### DIRECTIONS FOR THIS TASK
Which lines in the records below contain the word "parasitic"? Copy each of them.

### LISTED RECORDS
↓
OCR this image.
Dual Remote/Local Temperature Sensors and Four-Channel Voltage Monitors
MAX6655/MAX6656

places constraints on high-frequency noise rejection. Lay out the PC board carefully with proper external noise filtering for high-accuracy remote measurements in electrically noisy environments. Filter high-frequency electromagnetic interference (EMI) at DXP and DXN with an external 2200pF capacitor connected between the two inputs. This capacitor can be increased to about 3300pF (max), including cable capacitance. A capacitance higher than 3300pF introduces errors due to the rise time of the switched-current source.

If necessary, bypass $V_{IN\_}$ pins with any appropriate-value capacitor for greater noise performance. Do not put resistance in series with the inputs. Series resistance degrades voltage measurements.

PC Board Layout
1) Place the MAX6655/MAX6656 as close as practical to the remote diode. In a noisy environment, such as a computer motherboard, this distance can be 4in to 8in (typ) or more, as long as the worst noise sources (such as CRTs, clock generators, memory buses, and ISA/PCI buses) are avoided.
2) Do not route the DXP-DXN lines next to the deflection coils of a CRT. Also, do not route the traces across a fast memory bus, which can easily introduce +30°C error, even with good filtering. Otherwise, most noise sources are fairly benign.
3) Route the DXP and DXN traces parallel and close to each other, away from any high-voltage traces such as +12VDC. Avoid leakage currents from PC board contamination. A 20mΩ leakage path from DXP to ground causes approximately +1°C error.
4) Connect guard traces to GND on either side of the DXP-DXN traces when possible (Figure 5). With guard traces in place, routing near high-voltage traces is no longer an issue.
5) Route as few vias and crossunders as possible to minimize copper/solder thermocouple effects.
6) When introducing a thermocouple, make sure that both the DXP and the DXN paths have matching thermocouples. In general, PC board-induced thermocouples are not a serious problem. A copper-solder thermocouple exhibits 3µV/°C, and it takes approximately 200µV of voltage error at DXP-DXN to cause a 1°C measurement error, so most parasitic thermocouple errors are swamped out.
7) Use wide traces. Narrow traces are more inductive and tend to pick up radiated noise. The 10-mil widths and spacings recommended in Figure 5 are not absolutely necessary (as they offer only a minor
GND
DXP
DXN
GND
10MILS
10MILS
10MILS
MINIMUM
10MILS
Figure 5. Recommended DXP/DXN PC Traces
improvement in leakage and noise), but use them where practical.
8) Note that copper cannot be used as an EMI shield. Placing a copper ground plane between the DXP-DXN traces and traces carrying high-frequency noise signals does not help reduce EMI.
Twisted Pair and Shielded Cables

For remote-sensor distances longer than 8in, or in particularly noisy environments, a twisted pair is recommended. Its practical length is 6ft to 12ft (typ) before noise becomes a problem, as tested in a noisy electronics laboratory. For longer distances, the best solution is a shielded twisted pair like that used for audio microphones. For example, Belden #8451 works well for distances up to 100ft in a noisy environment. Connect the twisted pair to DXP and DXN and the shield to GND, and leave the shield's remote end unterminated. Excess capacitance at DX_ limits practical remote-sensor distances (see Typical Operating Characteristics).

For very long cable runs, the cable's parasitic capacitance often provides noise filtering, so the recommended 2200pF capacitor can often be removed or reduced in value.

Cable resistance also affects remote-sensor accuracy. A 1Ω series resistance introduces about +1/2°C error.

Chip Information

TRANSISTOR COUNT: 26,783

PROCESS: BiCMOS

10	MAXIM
↑
### FULL RESPONSE
6) When introducing a thermocouple, make sure that both the DXP and the DXN paths have matching thermocouples. In general, PC board-induced thermocouples are not a serious problem. A copper-solder thermocouple exhibits 3µV/°C, and it takes approximately 200µV of voltage error at DXP-DXN to cause a 1°C measurement error, so most parasitic thermocouple errors are swamped out.
For very long cable runs, the cable's parasitic capacitance often provides noise filtering, so the recommended 2200pF capacitor can often be removed or reduced in value.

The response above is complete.